#### GOAL OF THE EXERCISE:
Copy out exactly the lines from the one containing "Transcribe this image's" to the last line of the records below, both included, and leave out any pictures.

[Collected data entries]

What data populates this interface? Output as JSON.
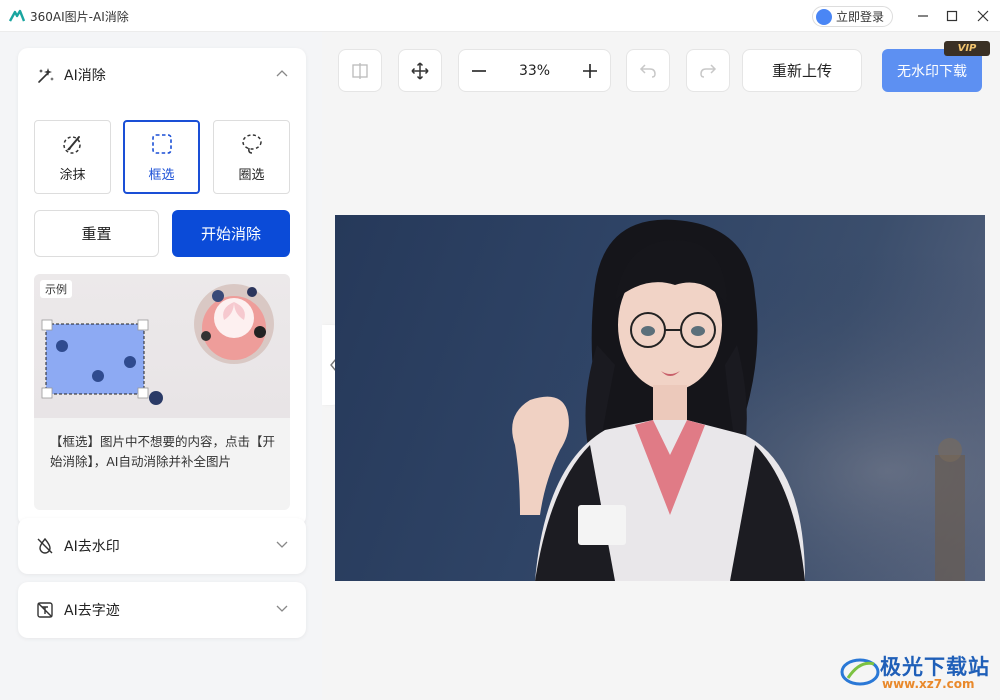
{
  "app": {
    "title": "360AI图片-AI消除"
  },
  "titlebar": {
    "login_label": "立即登录"
  },
  "panel": {
    "erase_section": {
      "title": "AI消除",
      "modes": [
        {
          "label": "涂抹",
          "icon": "brush-icon"
        },
        {
          "label": "框选",
          "icon": "dashed-rect-icon",
          "active": true
        },
        {
          "label": "圈选",
          "icon": "lasso-icon"
        }
      ],
      "reset_label": "重置",
      "start_label": "开始消除",
      "example": {
        "tag": "示例",
        "description": "【框选】图片中不想要的内容，点击【开始消除】，AI自动消除并补全图片"
      }
    },
    "watermark_section": {
      "title": "AI去水印",
      "icon": "no-watermark-icon"
    },
    "text_section": {
      "title": "AI去字迹",
      "icon": "no-text-icon"
    }
  },
  "toolbar": {
    "zoom_value": "33%",
    "reupload_label": "重新上传",
    "download_label": "无水印下载",
    "vip_label": "VIP"
  },
  "colors": {
    "primary": "#0b4bd8",
    "download": "#5d90f2",
    "active_border": "#1a4fd6"
  },
  "watermark": {
    "brand": "极光下载站",
    "url": "www.xz7.com"
  }
}
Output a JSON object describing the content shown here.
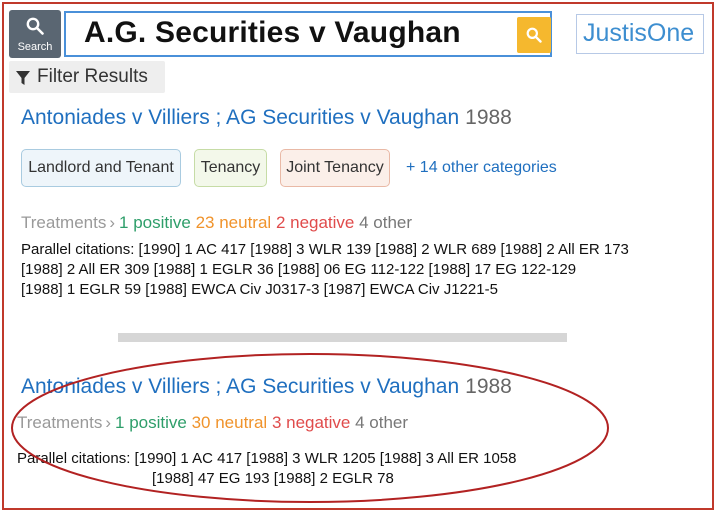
{
  "search": {
    "button_label": "Search",
    "query": "A.G. Securities v Vaughan"
  },
  "logo": {
    "text": "JustisOne"
  },
  "filter": {
    "label": "Filter Results"
  },
  "results": [
    {
      "title": "Antoniades v Villiers ; AG Securities v Vaughan",
      "year": "1988",
      "categories": [
        "Landlord and Tenant",
        "Tenancy",
        "Joint Tenancy"
      ],
      "more_categories": "+ 14 other categories",
      "treatments": {
        "label": "Treatments",
        "positive": "1 positive",
        "neutral": "23 neutral",
        "negative": "2 negative",
        "other": "4 other"
      },
      "citations": [
        "Parallel citations: [1990] 1 AC 417 [1988] 3 WLR 139 [1988] 2 WLR 689 [1988] 2 All ER 173",
        "[1988] 2 All ER 309 [1988] 1 EGLR 36 [1988] 06 EG 112-122 [1988] 17 EG 122-129",
        "[1988] 1 EGLR 59 [1988] EWCA Civ J0317-3 [1987] EWCA Civ J1221-5"
      ]
    },
    {
      "title": "Antoniades v Villiers ; AG Securities v Vaughan",
      "year": "1988",
      "treatments": {
        "label": "Treatments",
        "positive": "1 positive",
        "neutral": "30 neutral",
        "negative": "3 negative",
        "other": "4 other"
      },
      "citations": [
        "Parallel citations: [1990] 1 AC 417 [1988] 3 WLR 1205 [1988] 3 All ER 1058",
        "[1988] 47 EG 193 [1988] 2 EGLR 78"
      ]
    }
  ],
  "colors": {
    "link": "#1f6fbf",
    "positive": "#2e9e6a",
    "neutral": "#f0932b",
    "negative": "#e04b4b",
    "highlight": "#b22222",
    "search_go": "#f5b82e"
  }
}
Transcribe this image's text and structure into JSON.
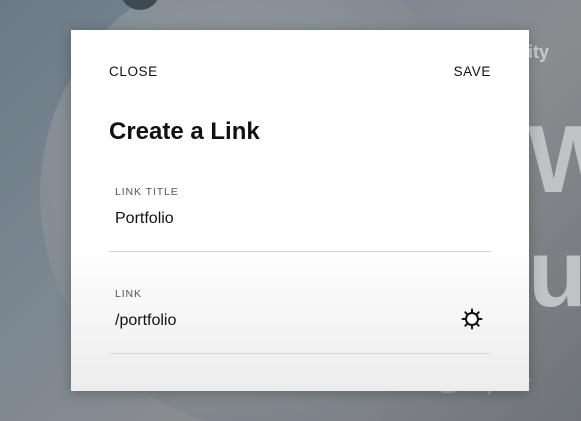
{
  "background": {
    "small_text": "ity",
    "big_text_1": "W",
    "big_text_2": "u",
    "social_icons": [
      "instagram-icon",
      "facebook-icon",
      "twitter-icon"
    ]
  },
  "dialog": {
    "close_label": "CLOSE",
    "save_label": "SAVE",
    "title": "Create a Link",
    "link_title": {
      "label": "LINK TITLE",
      "value": "Portfolio"
    },
    "link": {
      "label": "LINK",
      "value": "/portfolio",
      "settings_icon": "gear-icon"
    }
  }
}
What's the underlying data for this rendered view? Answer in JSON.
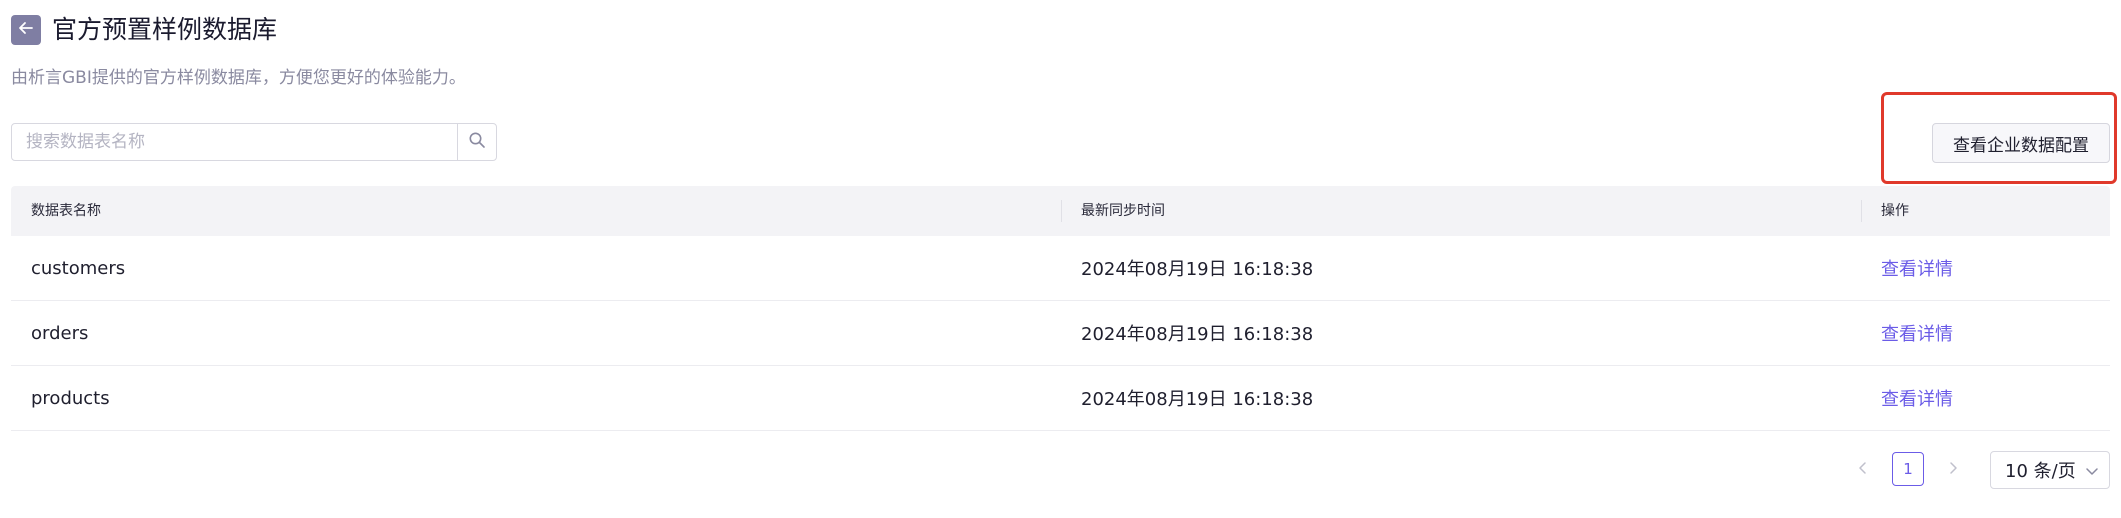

#### SOLUTION TO THIS PROBLEM:
Transcribe this image's text and structure into JSON.
{
  "background": {
    "small_text": "ity",
    "big_text_1": "W",
    "big_text_2": "u",
    "social_icons": [
      "instagram-icon",
      "facebook-icon",
      "twitter-icon"
    ]
  },
  "dialog": {
    "close_label": "CLOSE",
    "save_label": "SAVE",
    "title": "Create a Link",
    "link_title": {
      "label": "LINK TITLE",
      "value": "Portfolio"
    },
    "link": {
      "label": "LINK",
      "value": "/portfolio",
      "settings_icon": "gear-icon"
    }
  }
}
What's the underlying data for this rendered view? Answer in JSON.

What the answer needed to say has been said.